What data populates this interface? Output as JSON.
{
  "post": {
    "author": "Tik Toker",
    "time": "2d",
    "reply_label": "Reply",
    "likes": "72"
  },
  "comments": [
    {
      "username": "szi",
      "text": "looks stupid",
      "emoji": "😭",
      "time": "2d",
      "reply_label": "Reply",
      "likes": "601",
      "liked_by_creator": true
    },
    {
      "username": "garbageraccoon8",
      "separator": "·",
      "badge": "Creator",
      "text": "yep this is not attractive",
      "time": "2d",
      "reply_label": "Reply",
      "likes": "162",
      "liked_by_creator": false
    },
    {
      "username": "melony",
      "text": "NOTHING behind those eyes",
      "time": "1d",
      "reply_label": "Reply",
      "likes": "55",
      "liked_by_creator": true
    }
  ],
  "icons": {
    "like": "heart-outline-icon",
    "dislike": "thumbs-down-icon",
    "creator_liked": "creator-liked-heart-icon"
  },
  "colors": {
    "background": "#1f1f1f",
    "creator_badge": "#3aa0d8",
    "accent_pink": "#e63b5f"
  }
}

--------

Required work ▸
Check the data for the word "text" and pull out the lines that have it.

Correct output ▸
      "text": "looks stupid",
      "text": "yep this is not attractive",
      "text": "NOTHING behind those eyes",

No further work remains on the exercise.